--- Start of Provided records ---

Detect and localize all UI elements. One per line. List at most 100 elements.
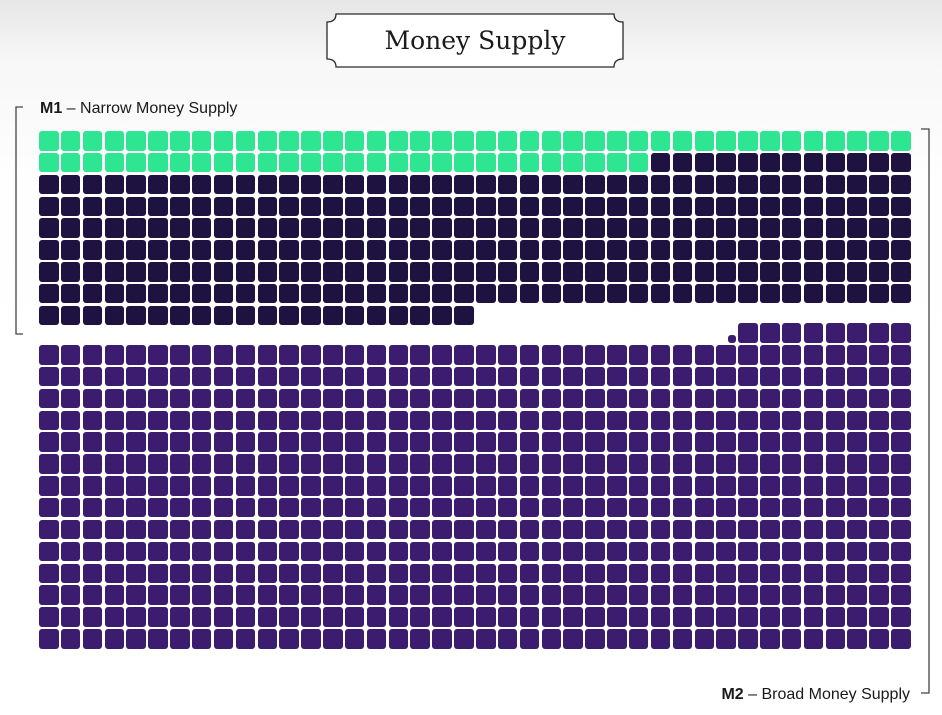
broad-money-block xyxy=(235,476,256,496)
broad-money-block xyxy=(126,563,146,583)
broad-money-block xyxy=(344,585,365,605)
broad-money-block xyxy=(344,607,365,627)
broad-money-block xyxy=(607,432,627,452)
broad-money-block xyxy=(191,607,212,627)
broad-money-block xyxy=(650,541,671,562)
currency-block xyxy=(148,152,168,173)
broad-money-block xyxy=(519,476,540,496)
currency-block xyxy=(301,152,321,173)
broad-money-block xyxy=(869,476,889,496)
broad-money-block xyxy=(366,541,387,562)
deposit-block xyxy=(213,174,234,195)
broad-money-block xyxy=(388,454,409,474)
broad-money-block xyxy=(781,563,802,583)
broad-money-block xyxy=(869,629,889,649)
broad-money-block xyxy=(301,366,321,387)
deposit-block xyxy=(301,240,321,260)
broad-money-block xyxy=(60,563,81,583)
broad-money-block xyxy=(803,497,824,518)
broad-money-block xyxy=(738,541,758,562)
broad-money-block xyxy=(60,454,81,474)
broad-money-block xyxy=(126,454,146,474)
broad-money-block xyxy=(563,563,583,583)
broad-money-block xyxy=(760,541,780,562)
broad-money-block xyxy=(607,476,627,496)
broad-money-block xyxy=(344,432,365,452)
broad-money-block xyxy=(235,629,256,649)
broad-money-block xyxy=(410,454,430,474)
broad-money-block xyxy=(803,432,824,452)
broad-money-block xyxy=(60,541,81,562)
broad-money-block xyxy=(760,519,780,540)
broad-money-block xyxy=(170,388,190,409)
broad-money-block xyxy=(519,345,540,365)
currency-block xyxy=(279,152,299,173)
broad-money-block xyxy=(104,497,125,518)
broad-money-block xyxy=(104,629,125,649)
deposit-block xyxy=(344,240,365,260)
broad-money-block xyxy=(694,345,714,365)
broad-money-block xyxy=(738,497,758,518)
broad-money-block xyxy=(497,454,518,474)
broad-money-block xyxy=(541,345,562,365)
broad-money-block xyxy=(497,497,518,518)
broad-money-block xyxy=(323,410,343,431)
broad-money-block xyxy=(891,607,911,627)
broad-money-block xyxy=(388,607,409,627)
deposit-block xyxy=(519,262,540,282)
currency-block xyxy=(803,131,824,151)
currency-block xyxy=(257,152,277,173)
broad-money-block xyxy=(39,607,59,627)
currency-block xyxy=(170,152,190,173)
deposit-block xyxy=(301,196,321,217)
broad-money-block xyxy=(738,410,758,431)
broad-money-block xyxy=(825,345,846,365)
broad-money-block xyxy=(235,410,256,431)
broad-money-block xyxy=(213,476,234,496)
broad-money-block xyxy=(760,607,780,627)
deposit-block xyxy=(585,196,605,217)
broad-money-block xyxy=(825,476,846,496)
broad-money-block xyxy=(323,497,343,518)
broad-money-block xyxy=(366,585,387,605)
deposit-block xyxy=(825,174,846,195)
broad-money-block xyxy=(366,607,387,627)
broad-money-block xyxy=(39,519,59,540)
broad-money-block xyxy=(781,454,802,474)
broad-money-block xyxy=(301,607,321,627)
broad-money-block xyxy=(760,432,780,452)
broad-money-block xyxy=(497,563,518,583)
broad-money-block xyxy=(825,563,846,583)
deposit-block xyxy=(760,196,780,217)
broad-money-block xyxy=(235,541,256,562)
deposit-block xyxy=(847,283,867,304)
deposit-block xyxy=(454,174,474,195)
broad-money-block xyxy=(672,519,693,540)
broad-money-block xyxy=(454,366,474,387)
currency-block xyxy=(454,131,474,151)
deposit-block xyxy=(301,174,321,195)
broad-money-block xyxy=(760,323,780,343)
currency-block xyxy=(82,152,103,173)
deposit-block xyxy=(672,240,693,260)
broad-money-block xyxy=(104,563,125,583)
broad-money-block xyxy=(454,432,474,452)
broad-money-block xyxy=(585,563,605,583)
deposit-block xyxy=(454,305,474,326)
broad-money-block xyxy=(716,454,736,474)
broad-money-block xyxy=(891,323,911,343)
deposit-block xyxy=(607,240,627,260)
currency-block xyxy=(650,131,671,151)
broad-money-block xyxy=(607,563,627,583)
deposit-block xyxy=(672,262,693,282)
broad-money-block xyxy=(60,607,81,627)
deposit-block xyxy=(628,240,649,260)
broad-money-block xyxy=(825,410,846,431)
deposit-block xyxy=(323,283,343,304)
broad-money-block xyxy=(476,388,496,409)
broad-money-block xyxy=(323,432,343,452)
deposit-block xyxy=(781,196,802,217)
currency-block xyxy=(891,131,911,151)
deposit-block xyxy=(39,305,59,326)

--- End of Provided records ---

◆ **Work required**
Format the lines of the records above as a numbered list, leaving out any blank lines. Cover all the records, and leave the pictures out of your answer.

◆ **Solution for this problem**
1. Detect and localize all UI elements. One per line. List at most 100 elements.
2. broad-money-block xyxy=(235,476,256,496)
3. broad-money-block xyxy=(126,563,146,583)
4. broad-money-block xyxy=(344,585,365,605)
5. broad-money-block xyxy=(344,607,365,627)
6. broad-money-block xyxy=(607,432,627,452)
7. broad-money-block xyxy=(191,607,212,627)
8. broad-money-block xyxy=(650,541,671,562)
9. currency-block xyxy=(148,152,168,173)
10. broad-money-block xyxy=(519,476,540,496)
11. currency-block xyxy=(301,152,321,173)
12. broad-money-block xyxy=(869,476,889,496)
13. broad-money-block xyxy=(366,541,387,562)
14. deposit-block xyxy=(213,174,234,195)
15. broad-money-block xyxy=(388,454,409,474)
16. broad-money-block xyxy=(781,563,802,583)
17. broad-money-block xyxy=(869,629,889,649)
18. broad-money-block xyxy=(301,366,321,387)
19. deposit-block xyxy=(301,240,321,260)
20. broad-money-block xyxy=(60,563,81,583)
21. broad-money-block xyxy=(803,497,824,518)
22. broad-money-block xyxy=(738,541,758,562)
23. broad-money-block xyxy=(60,454,81,474)
24. broad-money-block xyxy=(126,454,146,474)
25. broad-money-block xyxy=(563,563,583,583)
26. broad-money-block xyxy=(760,541,780,562)
27. broad-money-block xyxy=(607,476,627,496)
28. broad-money-block xyxy=(344,432,365,452)
29. broad-money-block xyxy=(235,629,256,649)
30. broad-money-block xyxy=(410,454,430,474)
31. broad-money-block xyxy=(803,432,824,452)
32. broad-money-block xyxy=(60,541,81,562)
33. broad-money-block xyxy=(760,519,780,540)
34. broad-money-block xyxy=(170,388,190,409)
35. broad-money-block xyxy=(519,345,540,365)
36. currency-block xyxy=(279,152,299,173)
37. broad-money-block xyxy=(104,497,125,518)
38. broad-money-block xyxy=(104,629,125,649)
39. deposit-block xyxy=(344,240,365,260)
40. broad-money-block xyxy=(694,345,714,365)
41. broad-money-block xyxy=(738,497,758,518)
42. broad-money-block xyxy=(497,454,518,474)
43. broad-money-block xyxy=(541,345,562,365)
44. broad-money-block xyxy=(497,497,518,518)
45. broad-money-block xyxy=(323,410,343,431)
46. broad-money-block xyxy=(891,607,911,627)
47. broad-money-block xyxy=(388,607,409,627)
48. deposit-block xyxy=(519,262,540,282)
49. currency-block xyxy=(803,131,824,151)
50. currency-block xyxy=(257,152,277,173)
51. broad-money-block xyxy=(39,607,59,627)
52. currency-block xyxy=(170,152,190,173)
53. deposit-block xyxy=(301,196,321,217)
54. broad-money-block xyxy=(738,410,758,431)
55. broad-money-block xyxy=(825,345,846,365)
56. broad-money-block xyxy=(235,410,256,431)
57. broad-money-block xyxy=(213,476,234,496)
58. broad-money-block xyxy=(760,607,780,627)
59. deposit-block xyxy=(585,196,605,217)
60. broad-money-block xyxy=(825,476,846,496)
61. broad-money-block xyxy=(323,497,343,518)
62. broad-money-block xyxy=(366,585,387,605)
63. deposit-block xyxy=(825,174,846,195)
64. broad-money-block xyxy=(366,607,387,627)
65. broad-money-block xyxy=(39,519,59,540)
66. broad-money-block xyxy=(781,454,802,474)
67. broad-money-block xyxy=(301,607,321,627)
68. broad-money-block xyxy=(760,432,780,452)
69. broad-money-block xyxy=(497,563,518,583)
70. broad-money-block xyxy=(825,563,846,583)
71. deposit-block xyxy=(760,196,780,217)
72. broad-money-block xyxy=(235,541,256,562)
73. deposit-block xyxy=(847,283,867,304)
74. deposit-block xyxy=(454,174,474,195)
75. broad-money-block xyxy=(672,519,693,540)
76. broad-money-block xyxy=(454,366,474,387)
77. currency-block xyxy=(454,131,474,151)
78. deposit-block xyxy=(301,174,321,195)
79. broad-money-block xyxy=(760,323,780,343)
80. currency-block xyxy=(82,152,103,173)
81. deposit-block xyxy=(672,240,693,260)
82. broad-money-block xyxy=(104,563,125,583)
83. broad-money-block xyxy=(454,432,474,452)
84. broad-money-block xyxy=(585,563,605,583)
85. deposit-block xyxy=(454,305,474,326)
86. broad-money-block xyxy=(716,454,736,474)
87. broad-money-block xyxy=(891,323,911,343)
88. deposit-block xyxy=(607,240,627,260)
89. currency-block xyxy=(650,131,671,151)
90. broad-money-block xyxy=(607,563,627,583)
91. deposit-block xyxy=(672,262,693,282)
92. broad-money-block xyxy=(60,607,81,627)
93. deposit-block xyxy=(628,240,649,260)
94. broad-money-block xyxy=(825,410,846,431)
95. deposit-block xyxy=(323,283,343,304)
96. broad-money-block xyxy=(476,388,496,409)
97. broad-money-block xyxy=(323,432,343,452)
98. deposit-block xyxy=(781,196,802,217)
99. currency-block xyxy=(891,131,911,151)
100. deposit-block xyxy=(39,305,59,326)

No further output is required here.